THE EXERCISE >> Write out all the lines again, precisely as they stand, but without the images.

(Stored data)
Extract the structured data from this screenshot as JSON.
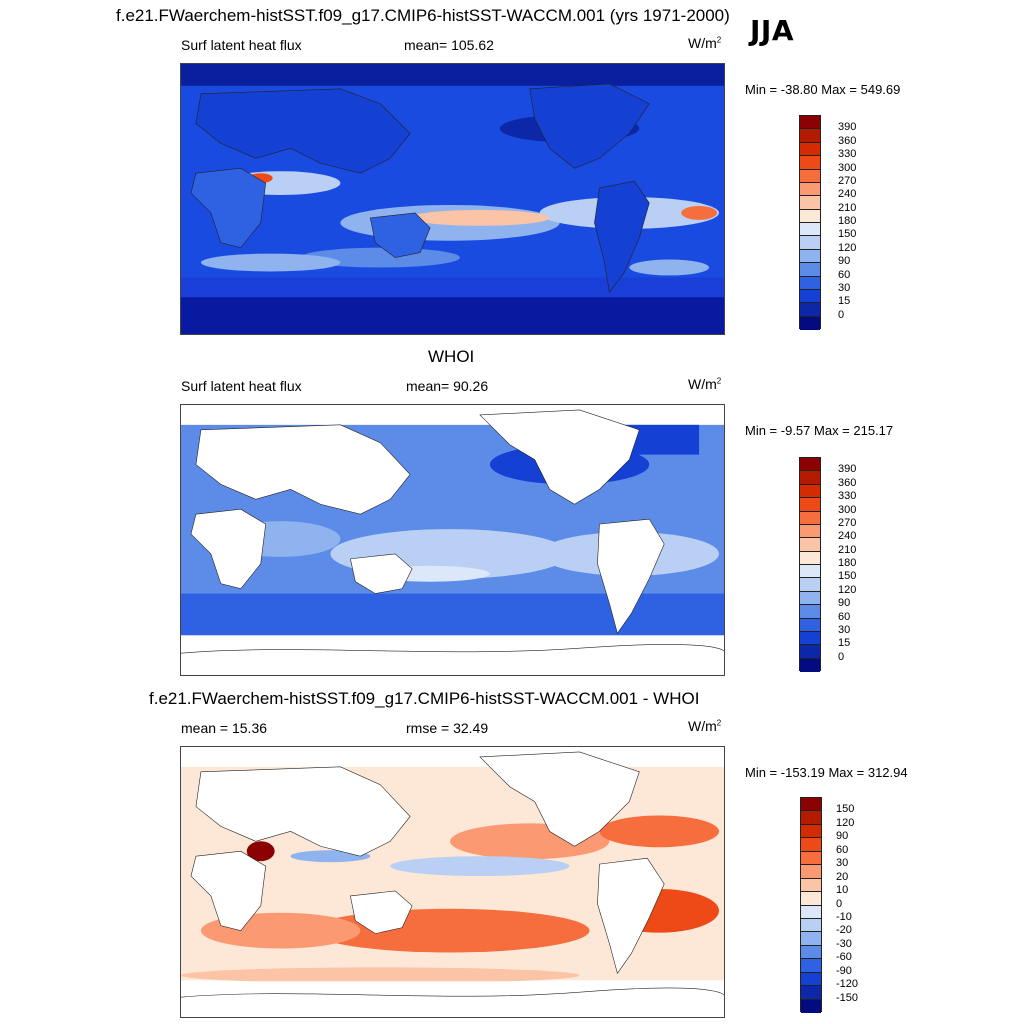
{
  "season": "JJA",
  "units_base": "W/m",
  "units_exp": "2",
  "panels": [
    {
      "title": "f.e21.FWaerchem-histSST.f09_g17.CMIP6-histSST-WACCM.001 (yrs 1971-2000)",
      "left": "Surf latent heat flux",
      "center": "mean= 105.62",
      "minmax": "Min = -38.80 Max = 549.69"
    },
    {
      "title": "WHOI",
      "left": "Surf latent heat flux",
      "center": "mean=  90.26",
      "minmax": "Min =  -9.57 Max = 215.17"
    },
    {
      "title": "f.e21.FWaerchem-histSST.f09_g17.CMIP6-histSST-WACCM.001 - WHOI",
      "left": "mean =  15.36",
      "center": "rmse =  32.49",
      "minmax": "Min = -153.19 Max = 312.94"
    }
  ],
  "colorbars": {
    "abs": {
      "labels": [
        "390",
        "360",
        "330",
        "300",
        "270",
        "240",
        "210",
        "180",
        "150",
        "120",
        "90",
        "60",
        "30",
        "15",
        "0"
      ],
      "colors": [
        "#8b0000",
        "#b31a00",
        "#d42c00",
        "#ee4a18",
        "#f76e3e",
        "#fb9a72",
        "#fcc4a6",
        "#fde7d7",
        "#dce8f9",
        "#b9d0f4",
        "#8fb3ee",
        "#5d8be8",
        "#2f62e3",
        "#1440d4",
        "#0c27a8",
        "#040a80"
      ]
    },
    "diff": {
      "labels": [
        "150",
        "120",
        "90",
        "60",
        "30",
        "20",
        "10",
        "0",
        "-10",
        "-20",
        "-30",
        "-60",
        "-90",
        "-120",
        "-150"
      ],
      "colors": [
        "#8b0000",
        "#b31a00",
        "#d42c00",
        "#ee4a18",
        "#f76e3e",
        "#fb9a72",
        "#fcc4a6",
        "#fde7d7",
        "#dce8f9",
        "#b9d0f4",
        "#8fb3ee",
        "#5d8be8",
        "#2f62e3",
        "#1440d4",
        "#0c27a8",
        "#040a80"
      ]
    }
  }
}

SOLVED PROBLEM >>
Extract the structured data from this screenshot as JSON.
{
  "season": "JJA",
  "units_base": "W/m",
  "units_exp": "2",
  "panels": [
    {
      "title": "f.e21.FWaerchem-histSST.f09_g17.CMIP6-histSST-WACCM.001 (yrs 1971-2000)",
      "left": "Surf latent heat flux",
      "center": "mean= 105.62",
      "minmax": "Min = -38.80 Max = 549.69"
    },
    {
      "title": "WHOI",
      "left": "Surf latent heat flux",
      "center": "mean=  90.26",
      "minmax": "Min =  -9.57 Max = 215.17"
    },
    {
      "title": "f.e21.FWaerchem-histSST.f09_g17.CMIP6-histSST-WACCM.001 - WHOI",
      "left": "mean =  15.36",
      "center": "rmse =  32.49",
      "minmax": "Min = -153.19 Max = 312.94"
    }
  ],
  "colorbars": {
    "abs": {
      "labels": [
        "390",
        "360",
        "330",
        "300",
        "270",
        "240",
        "210",
        "180",
        "150",
        "120",
        "90",
        "60",
        "30",
        "15",
        "0"
      ],
      "colors": [
        "#8b0000",
        "#b31a00",
        "#d42c00",
        "#ee4a18",
        "#f76e3e",
        "#fb9a72",
        "#fcc4a6",
        "#fde7d7",
        "#dce8f9",
        "#b9d0f4",
        "#8fb3ee",
        "#5d8be8",
        "#2f62e3",
        "#1440d4",
        "#0c27a8",
        "#040a80"
      ]
    },
    "diff": {
      "labels": [
        "150",
        "120",
        "90",
        "60",
        "30",
        "20",
        "10",
        "0",
        "-10",
        "-20",
        "-30",
        "-60",
        "-90",
        "-120",
        "-150"
      ],
      "colors": [
        "#8b0000",
        "#b31a00",
        "#d42c00",
        "#ee4a18",
        "#f76e3e",
        "#fb9a72",
        "#fcc4a6",
        "#fde7d7",
        "#dce8f9",
        "#b9d0f4",
        "#8fb3ee",
        "#5d8be8",
        "#2f62e3",
        "#1440d4",
        "#0c27a8",
        "#040a80"
      ]
    }
  }
}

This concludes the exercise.